• What is required
Search the records below for the word "list". Pull out each line that has it.

'''

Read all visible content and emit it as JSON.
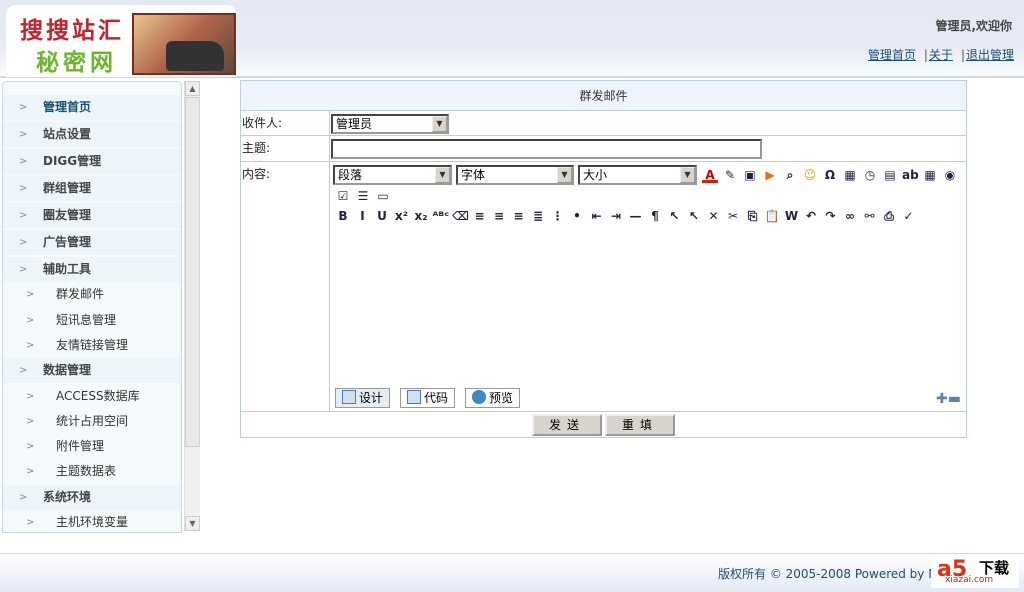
{
  "header": {
    "logo_line1": "搜搜站汇",
    "logo_line2": "秘密网",
    "welcome": "管理员,欢迎你",
    "links": [
      "管理首页",
      "关于",
      "退出管理"
    ]
  },
  "sidebar": {
    "items": [
      {
        "label": "管理首页",
        "level": "top",
        "active": true
      },
      {
        "label": "站点设置",
        "level": "top"
      },
      {
        "label": "DIGG管理",
        "level": "top"
      },
      {
        "label": "群组管理",
        "level": "top"
      },
      {
        "label": "圈友管理",
        "level": "top"
      },
      {
        "label": "广告管理",
        "level": "top"
      },
      {
        "label": "辅助工具",
        "level": "top"
      },
      {
        "label": "群发邮件",
        "level": "sub"
      },
      {
        "label": "短讯息管理",
        "level": "sub"
      },
      {
        "label": "友情链接管理",
        "level": "sub"
      },
      {
        "label": "数据管理",
        "level": "top"
      },
      {
        "label": "ACCESS数据库",
        "level": "sub"
      },
      {
        "label": "统计占用空间",
        "level": "sub"
      },
      {
        "label": "附件管理",
        "level": "sub"
      },
      {
        "label": "主题数据表",
        "level": "sub"
      },
      {
        "label": "系统环境",
        "level": "top"
      },
      {
        "label": "主机环境变量",
        "level": "sub"
      }
    ]
  },
  "form": {
    "title": "群发邮件",
    "recipient_label": "收件人:",
    "recipient_value": "管理员",
    "subject_label": "主题:",
    "subject_value": "",
    "content_label": "内容:",
    "editor": {
      "format": "段落",
      "font": "字体",
      "size": "大小",
      "toolbar_row1": [
        "font-color-icon",
        "highlight-icon",
        "image-icon",
        "media-icon",
        "find-icon",
        "smiley-icon",
        "special-char-icon",
        "date-icon",
        "time-icon",
        "template-icon",
        "textfield-icon",
        "table-icon",
        "radio-icon"
      ],
      "toolbar_row2": [
        "checkbox-icon",
        "select-list-icon",
        "button-icon"
      ],
      "toolbar_row3": [
        "bold-icon",
        "italic-icon",
        "underline-icon",
        "superscript-icon",
        "subscript-icon",
        "spellcheck-icon",
        "eraser-icon",
        "align-left-icon",
        "align-center-icon",
        "align-right-icon",
        "justify-icon",
        "ordered-list-icon",
        "unordered-list-icon",
        "outdent-icon",
        "indent-icon",
        "horizontal-rule-icon",
        "paragraph-icon",
        "select-plus-icon",
        "select-minus-icon",
        "delete-icon",
        "cut-icon",
        "copy-icon",
        "paste-icon",
        "paste-word-icon",
        "undo-icon",
        "redo-icon",
        "link-icon",
        "unlink-icon",
        "print-icon",
        "clean-icon"
      ],
      "modes": [
        "设计",
        "代码",
        "预览"
      ]
    },
    "send": "发送",
    "reset": "重填"
  },
  "footer": {
    "copyright": "版权所有 © 2005-2008 Powered by N",
    "badge_main": "a5",
    "badge_text": "下载",
    "badge_site": "xiazai.com"
  }
}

'''

• Final result
        "select-list-icon",
        "ordered-list-icon",
        "unordered-list-icon",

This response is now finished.